* **Short problem**:
Restate the data exactly as given and keep the pictures out.

* **Input for this task**:
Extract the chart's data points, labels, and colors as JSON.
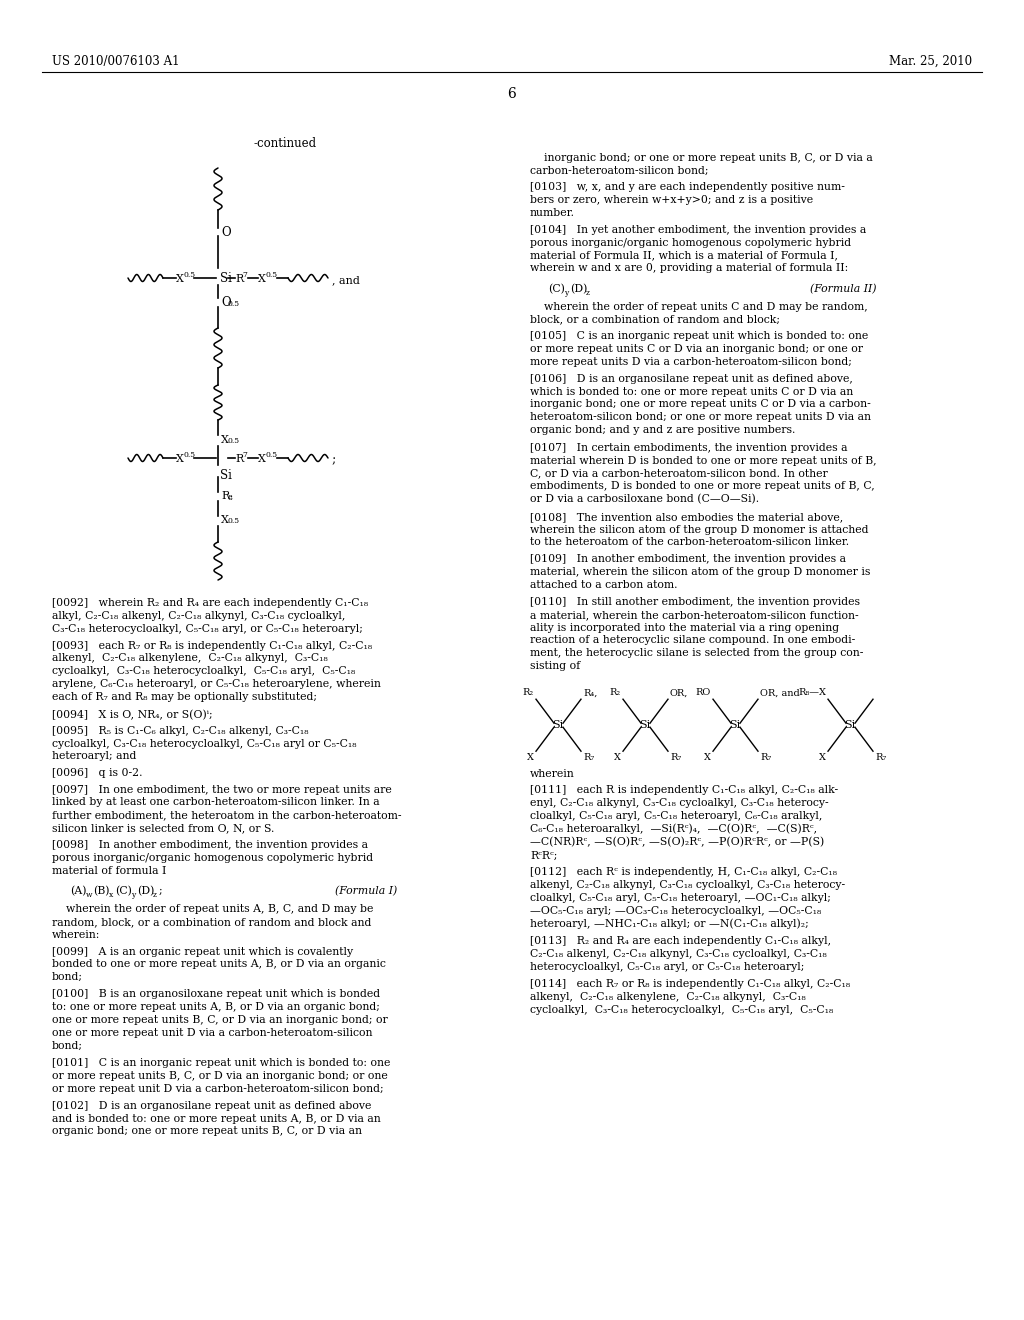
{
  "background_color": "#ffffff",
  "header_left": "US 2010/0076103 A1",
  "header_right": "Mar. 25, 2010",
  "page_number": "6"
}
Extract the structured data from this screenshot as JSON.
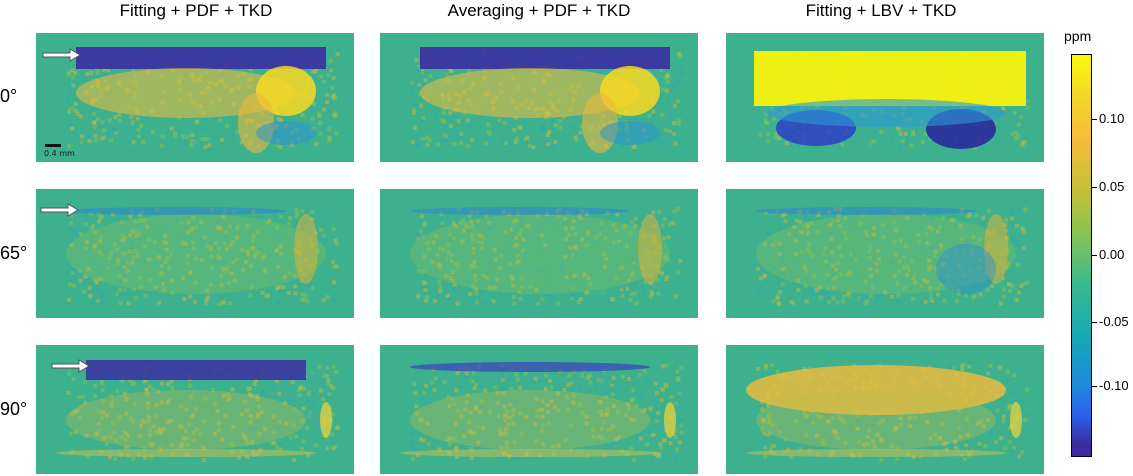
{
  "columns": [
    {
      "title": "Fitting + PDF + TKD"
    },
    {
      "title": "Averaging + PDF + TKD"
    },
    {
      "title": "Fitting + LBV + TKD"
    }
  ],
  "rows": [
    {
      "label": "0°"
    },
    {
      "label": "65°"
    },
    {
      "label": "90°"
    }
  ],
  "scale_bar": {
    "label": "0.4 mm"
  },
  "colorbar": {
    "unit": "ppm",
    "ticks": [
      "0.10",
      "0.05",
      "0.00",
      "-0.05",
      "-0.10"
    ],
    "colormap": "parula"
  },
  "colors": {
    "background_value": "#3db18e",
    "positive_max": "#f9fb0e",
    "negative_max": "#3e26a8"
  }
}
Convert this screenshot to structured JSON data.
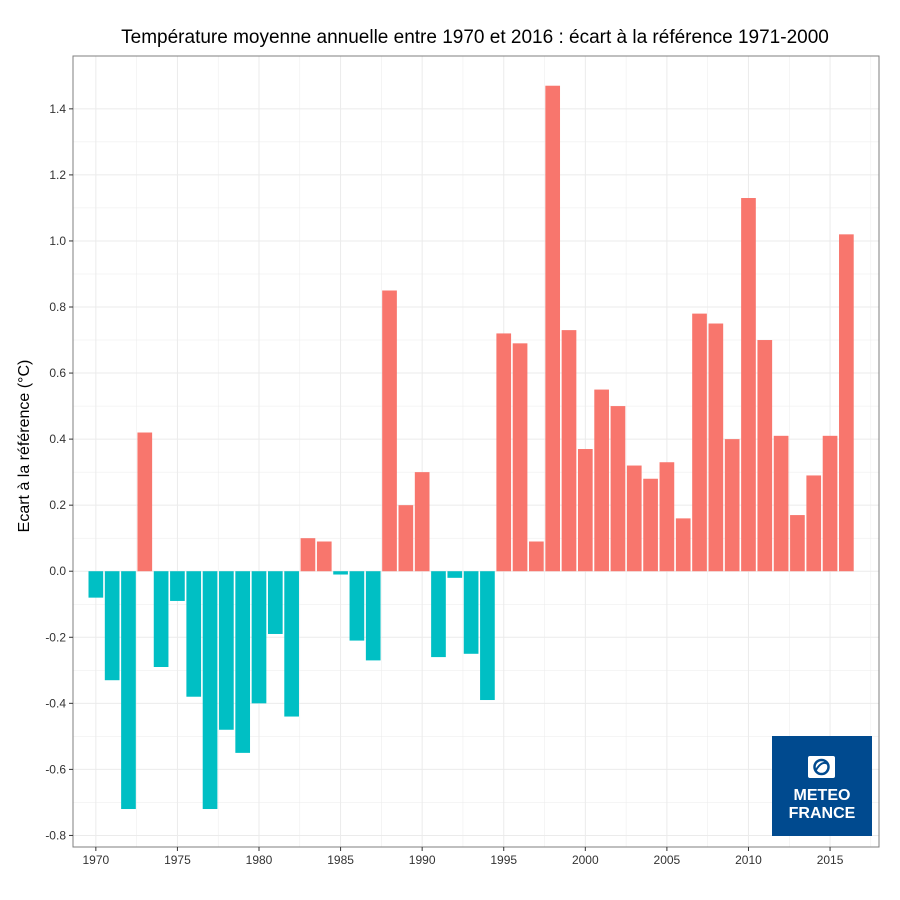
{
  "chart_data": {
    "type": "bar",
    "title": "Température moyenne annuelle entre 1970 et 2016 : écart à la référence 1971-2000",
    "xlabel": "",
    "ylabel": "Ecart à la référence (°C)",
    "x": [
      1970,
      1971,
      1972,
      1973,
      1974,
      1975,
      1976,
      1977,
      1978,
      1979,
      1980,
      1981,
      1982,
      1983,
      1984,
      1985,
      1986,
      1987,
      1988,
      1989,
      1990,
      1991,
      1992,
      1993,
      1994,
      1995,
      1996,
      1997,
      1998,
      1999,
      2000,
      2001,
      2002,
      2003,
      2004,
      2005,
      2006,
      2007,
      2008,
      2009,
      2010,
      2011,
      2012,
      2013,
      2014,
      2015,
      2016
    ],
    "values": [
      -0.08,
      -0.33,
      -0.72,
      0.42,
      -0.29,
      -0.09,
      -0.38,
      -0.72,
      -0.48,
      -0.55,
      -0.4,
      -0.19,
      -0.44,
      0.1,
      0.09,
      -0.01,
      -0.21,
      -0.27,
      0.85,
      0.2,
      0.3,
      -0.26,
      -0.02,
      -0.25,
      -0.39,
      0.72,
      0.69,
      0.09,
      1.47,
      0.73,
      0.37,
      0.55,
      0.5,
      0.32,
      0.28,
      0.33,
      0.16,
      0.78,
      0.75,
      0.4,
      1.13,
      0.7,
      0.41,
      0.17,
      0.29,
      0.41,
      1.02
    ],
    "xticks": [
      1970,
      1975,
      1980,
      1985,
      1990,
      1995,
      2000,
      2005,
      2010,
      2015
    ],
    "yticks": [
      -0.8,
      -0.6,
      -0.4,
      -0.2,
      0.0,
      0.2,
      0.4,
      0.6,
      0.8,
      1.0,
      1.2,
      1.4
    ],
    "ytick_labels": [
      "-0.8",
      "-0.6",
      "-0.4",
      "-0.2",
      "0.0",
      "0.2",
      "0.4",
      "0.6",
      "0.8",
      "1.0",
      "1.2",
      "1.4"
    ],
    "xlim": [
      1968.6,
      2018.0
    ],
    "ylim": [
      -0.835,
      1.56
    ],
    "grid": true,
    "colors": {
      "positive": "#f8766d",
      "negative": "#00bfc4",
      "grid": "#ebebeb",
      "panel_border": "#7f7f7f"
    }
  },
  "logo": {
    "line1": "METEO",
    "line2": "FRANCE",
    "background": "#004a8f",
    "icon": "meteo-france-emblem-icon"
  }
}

* **Solution below**:
Extract the chart's data points, labels, and colors as JSON.
{
  "background_color": "#ffffff",
  "header_left": "US 2010/0076103 A1",
  "header_right": "Mar. 25, 2010",
  "page_number": "6"
}
Extract the structured data from this screenshot as JSON.
{
  "columns": [
    {
      "title": "Fitting + PDF + TKD"
    },
    {
      "title": "Averaging + PDF + TKD"
    },
    {
      "title": "Fitting + LBV + TKD"
    }
  ],
  "rows": [
    {
      "label": "0°"
    },
    {
      "label": "65°"
    },
    {
      "label": "90°"
    }
  ],
  "scale_bar": {
    "label": "0.4 mm"
  },
  "colorbar": {
    "unit": "ppm",
    "ticks": [
      "0.10",
      "0.05",
      "0.00",
      "-0.05",
      "-0.10"
    ],
    "colormap": "parula"
  },
  "colors": {
    "background_value": "#3db18e",
    "positive_max": "#f9fb0e",
    "negative_max": "#3e26a8"
  }
}
Convert this screenshot to structured JSON data.
{
  "chart_data": {
    "type": "bar",
    "title": "Température moyenne annuelle entre 1970 et 2016 : écart à la référence 1971-2000",
    "xlabel": "",
    "ylabel": "Ecart à la référence (°C)",
    "x": [
      1970,
      1971,
      1972,
      1973,
      1974,
      1975,
      1976,
      1977,
      1978,
      1979,
      1980,
      1981,
      1982,
      1983,
      1984,
      1985,
      1986,
      1987,
      1988,
      1989,
      1990,
      1991,
      1992,
      1993,
      1994,
      1995,
      1996,
      1997,
      1998,
      1999,
      2000,
      2001,
      2002,
      2003,
      2004,
      2005,
      2006,
      2007,
      2008,
      2009,
      2010,
      2011,
      2012,
      2013,
      2014,
      2015,
      2016
    ],
    "values": [
      -0.08,
      -0.33,
      -0.72,
      0.42,
      -0.29,
      -0.09,
      -0.38,
      -0.72,
      -0.48,
      -0.55,
      -0.4,
      -0.19,
      -0.44,
      0.1,
      0.09,
      -0.01,
      -0.21,
      -0.27,
      0.85,
      0.2,
      0.3,
      -0.26,
      -0.02,
      -0.25,
      -0.39,
      0.72,
      0.69,
      0.09,
      1.47,
      0.73,
      0.37,
      0.55,
      0.5,
      0.32,
      0.28,
      0.33,
      0.16,
      0.78,
      0.75,
      0.4,
      1.13,
      0.7,
      0.41,
      0.17,
      0.29,
      0.41,
      1.02
    ],
    "xticks": [
      1970,
      1975,
      1980,
      1985,
      1990,
      1995,
      2000,
      2005,
      2010,
      2015
    ],
    "yticks": [
      -0.8,
      -0.6,
      -0.4,
      -0.2,
      0.0,
      0.2,
      0.4,
      0.6,
      0.8,
      1.0,
      1.2,
      1.4
    ],
    "ytick_labels": [
      "-0.8",
      "-0.6",
      "-0.4",
      "-0.2",
      "0.0",
      "0.2",
      "0.4",
      "0.6",
      "0.8",
      "1.0",
      "1.2",
      "1.4"
    ],
    "xlim": [
      1968.6,
      2018.0
    ],
    "ylim": [
      -0.835,
      1.56
    ],
    "grid": true,
    "colors": {
      "positive": "#f8766d",
      "negative": "#00bfc4",
      "grid": "#ebebeb",
      "panel_border": "#7f7f7f"
    }
  },
  "logo": {
    "line1": "METEO",
    "line2": "FRANCE",
    "background": "#004a8f",
    "icon": "meteo-france-emblem-icon"
  }
}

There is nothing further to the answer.